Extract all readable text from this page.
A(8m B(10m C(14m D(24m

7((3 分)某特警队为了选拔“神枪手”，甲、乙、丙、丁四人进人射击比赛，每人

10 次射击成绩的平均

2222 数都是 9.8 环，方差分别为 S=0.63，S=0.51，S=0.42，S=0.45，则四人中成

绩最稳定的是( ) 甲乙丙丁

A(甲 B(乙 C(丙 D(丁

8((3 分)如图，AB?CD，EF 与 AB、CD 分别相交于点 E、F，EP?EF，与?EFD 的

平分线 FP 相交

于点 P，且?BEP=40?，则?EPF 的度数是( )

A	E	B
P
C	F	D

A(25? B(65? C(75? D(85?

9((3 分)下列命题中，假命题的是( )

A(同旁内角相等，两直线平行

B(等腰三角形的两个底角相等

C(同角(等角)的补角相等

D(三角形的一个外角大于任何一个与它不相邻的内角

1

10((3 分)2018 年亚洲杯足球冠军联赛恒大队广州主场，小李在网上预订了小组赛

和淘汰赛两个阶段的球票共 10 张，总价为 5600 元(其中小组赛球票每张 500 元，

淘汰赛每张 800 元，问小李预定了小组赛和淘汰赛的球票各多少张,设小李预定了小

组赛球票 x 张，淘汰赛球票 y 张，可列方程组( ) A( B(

_Set problem:_ Your task is to repeat every line exactly.

_Result of this task:_
Extract all readable text from this page.
A(8m B(10m C(14m D(24m

7((3 分)某特警队为了选拔“神枪手”，甲、乙、丙、丁四人进人射击比赛，每人

10 次射击成绩的平均

2222 数都是 9.8 环，方差分别为 S=0.63，S=0.51，S=0.42，S=0.45，则四人中成

绩最稳定的是( ) 甲乙丙丁

A(甲 B(乙 C(丙 D(丁

8((3 分)如图，AB?CD，EF 与 AB、CD 分别相交于点 E、F，EP?EF，与?EFD 的

平分线 FP 相交

于点 P，且?BEP=40?，则?EPF 的度数是( )

A	E	B
P
C	F	D

A(25? B(65? C(75? D(85?

9((3 分)下列命题中，假命题的是( )

A(同旁内角相等，两直线平行

B(等腰三角形的两个底角相等

C(同角(等角)的补角相等

D(三角形的一个外角大于任何一个与它不相邻的内角

1

10((3 分)2018 年亚洲杯足球冠军联赛恒大队广州主场，小李在网上预订了小组赛

和淘汰赛两个阶段的球票共 10 张，总价为 5600 元(其中小组赛球票每张 500 元，

淘汰赛每张 800 元，问小李预定了小组赛和淘汰赛的球票各多少张,设小李预定了小

组赛球票 x 张，淘汰赛球票 y 张，可列方程组( ) A( B(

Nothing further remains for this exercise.